### Exercise objective:
Identify the lines that contain the word "страны" and copy each one.

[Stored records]
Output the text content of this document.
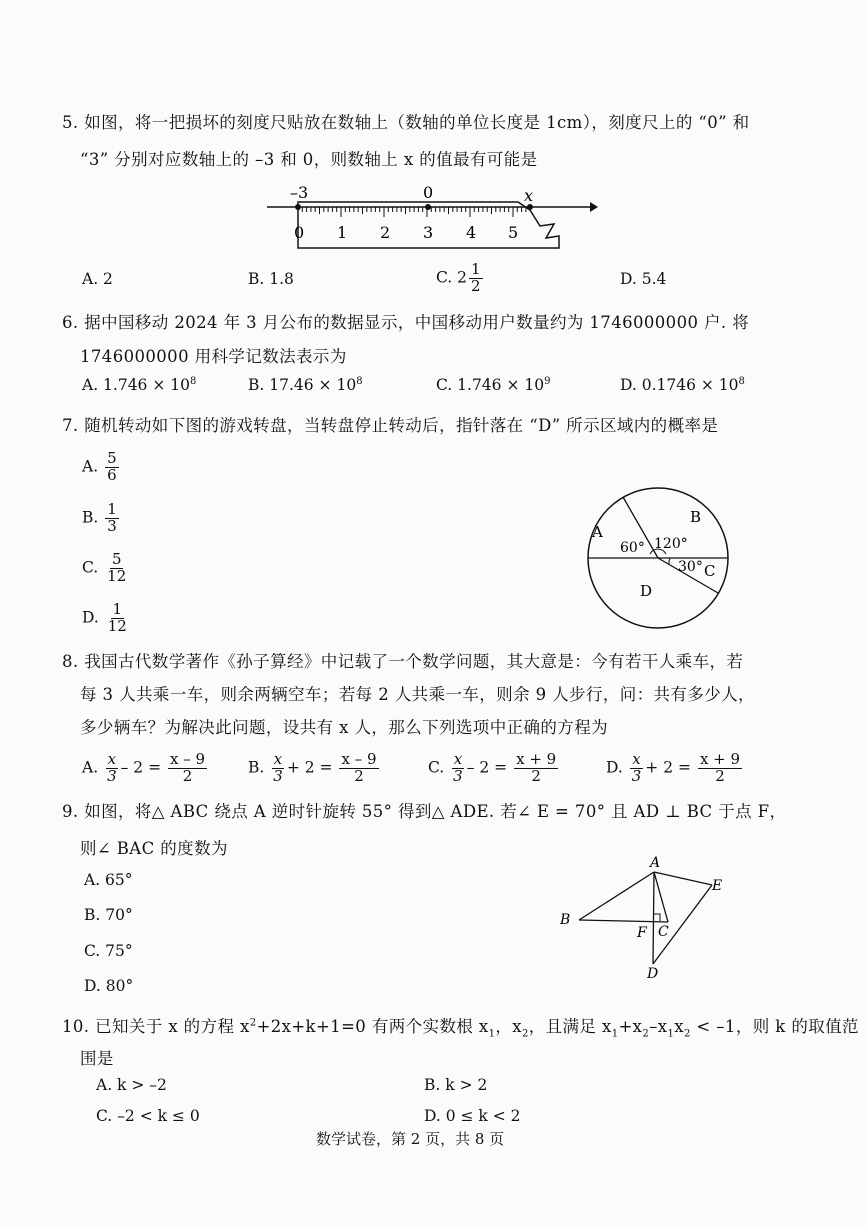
5. 如图，将一把损坏的刻度尺贴放在数轴上（数轴的单位长度是 1cm），刻度尺上的 “0” 和
“3” 分别对应数轴上的 –3 和 0，则数轴上 x 的值最有可能是
–3	0	x
0 1 2 3 4 5
A. 2	B. 1.8	C. $2 \frac{1}{2}$	D. 5.4
6. 据中国移动 2024 年 3 月公布的数据显示，中国移动用户数量约为 1746000000 户. 将
1746000000 用科学记数法表示为
A. $1.746 \times 10^8$	B. $17.46 \times 10^8$	C. $1.746 \times 10^9$	D. $0.1746 \times 10^8$
7. 随机转动如下图的游戏转盘，当转盘停止转动后，指针落在 “D” 所示区域内的概率是
A. $\frac{5}{6}$
B. $\frac{1}{3}$
C. $\frac{5}{12}$
D. $\frac{1}{12}$
A
B
C
D
60° 120°
30°
8. 我国古代数学著作《孙子算经》中记载了一个数学问题，其大意是：今有若干人乘车，若
每 3 人共乘一车，则余两辆空车；若每 2 人共乘一车，则余 9 人步行，问：共有多少人，
多少辆车？为解决此问题，设共有 x 人，那么下列选项中正确的方程为
A. $\frac{x}{3} - 2 = \frac{x - 9}{2}$	B. $\frac{x}{3} + 2 = \frac{x - 9}{2}$	C. $\frac{x}{3} - 2 = \frac{x + 9}{2}$	D. $\frac{x}{3} + 2 = \frac{x + 9}{2}$
9. 如图，将△ ABC 绕点 A 逆时针旋转 55° 得到△ ADE. 若∠ E = 70° 且 AD ⊥ BC 于点 F，
则∠ BAC 的度数为
A. 65°
B. 70°
C. 75°
D. 80°
A
E
B
F C
D
10. 已知关于 x 的方程 $x^2+2x+k+1=0$ 有两个实数根 $x_1$，$x_2$，且满足 $x_1+x_2-x_1x_2 < -1$，则 k 的取值范
围是
A. k > –2	B. k > 2
C. –2 < k ≤ 0	D. 0 ≤ k < 2
数学试卷，第 2 页，共 8 页
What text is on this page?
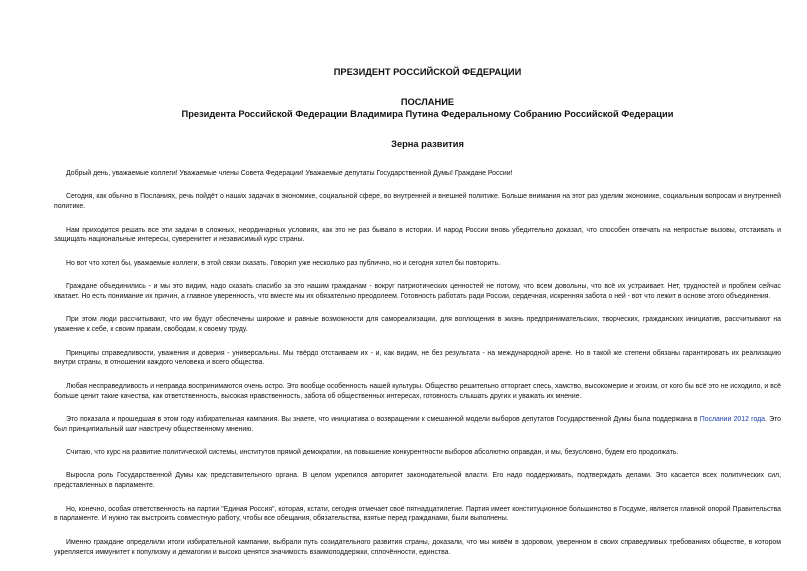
ПРЕЗИДЕНТ РОССИЙСКОЙ ФЕДЕРАЦИИ
ПОСЛАНИЕ
Президента Российской Федерации Владимира Путина Федеральному Собранию Российской Федерации
Зерна развития

Добрый день, уважаемые коллеги! Уважаемые члены Совета Федерации! Уважаемые депутаты Государственной Думы! Граждане России!

Сегодня, как обычно в Посланиях, речь пойдёт о наших задачах в экономике, социальной сфере, во внутренней и внешней политике. Больше внимания на этот раз уделим экономике, социальным вопросам и внутренней политике.

Нам приходится решать все эти задачи в сложных, неординарных условиях, как это не раз бывало в истории. И народ России вновь убедительно доказал, что способен отвечать на непростые вызовы, отстаивать и защищать национальные интересы, суверенитет и независимый курс страны.

Но вот что хотел бы, уважаемые коллеги, в этой связи сказать. Говорил уже несколько раз публично, но и сегодня хотел бы повторить.

Граждане объединились - и мы это видим, надо сказать спасибо за это нашим гражданам - вокруг патриотических ценностей не потому, что всем довольны, что всё их устраивает. Нет, трудностей и проблем сейчас хватает. Но есть понимание их причин, а главное уверенность, что вместе мы их обязательно преодолеем. Готовность работать ради России, сердечная, искренняя забота о ней - вот что лежит в основе этого объединения.

При этом люди рассчитывают, что им будут обеспечены широкие и равные возможности для самореализации, для воплощения в жизнь предпринимательских, творческих, гражданских инициатив, рассчитывают на уважение к себе, к своим правам, свободам, к своему труду.

Принципы справедливости, уважения и доверия - универсальны. Мы твёрдо отстаиваем их - и, как видим, не без результата - на международной арене. Но в такой же степени обязаны гарантировать их реализацию внутри страны, в отношении каждого человека и всего общества.

Любая несправедливость и неправда воспринимаются очень остро. Это вообще особенность нашей культуры. Общество решительно отторгает спесь, хамство, высокомерие и эгоизм, от кого бы всё это не исходило, и всё больше ценит такие качества, как ответственность, высокая нравственность, забота об общественных интересах, готовность слышать других и уважать их мнение.

Это показала и прошедшая в этом году избирательная кампания. Вы знаете, что инициатива о возвращении к смешанной модели выборов депутатов Государственной Думы была поддержана в Послании 2012 года. Это был принципиальный шаг навстречу общественному мнению.

Считаю, что курс на развитие политической системы, институтов прямой демократии, на повышение конкурентности выборов абсолютно оправдан, и мы, безусловно, будем его продолжать.

Выросла роль Государственной Думы как представительного органа. В целом укрепился авторитет законодательной власти. Его надо поддерживать, подтверждать делами. Это касается всех политических сил, представленных в парламенте.

Но, конечно, особая ответственность на партии "Единая Россия", которая, кстати, сегодня отмечает своё пятнадцатилетие. Партия имеет конституционное большинство в Госдуме, является главной опорой Правительства в парламенте. И нужно так выстроить совместную работу, чтобы все обещания, обязательства, взятые перед гражданами, были выполнены.

Именно граждане определили итоги избирательной кампании, выбрали путь созидательного развития страны, доказали, что мы живём в здоровом, уверенном в своих справедливых требованиях обществе, в котором укрепляется иммунитет к популизму и демагогии и высоко ценятся значимость взаимоподдержки, сплочённости, единства.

### Response:
Нам приходится решать все эти задачи в сложных, неординарных условиях, как это не раз бывало в истории. И народ России вновь убедительно доказал, что способен отвечать на непростые вызовы, отстаивать и защищать национальные интересы, суверенитет и независимый курс страны.
Принципы справедливости, уважения и доверия - универсальны. Мы твёрдо отстаиваем их - и, как видим, не без результата - на международной арене. Но в такой же степени обязаны гарантировать их реализацию внутри страны, в отношении каждого человека и всего общества.
Именно граждане определили итоги избирательной кампании, выбрали путь созидательного развития страны, доказали, что мы живём в здоровом, уверенном в своих справедливых требованиях обществе, в котором укрепляется иммунитет к популизму и демагогии и высоко ценятся значимость взаимоподдержки, сплочённости, единства.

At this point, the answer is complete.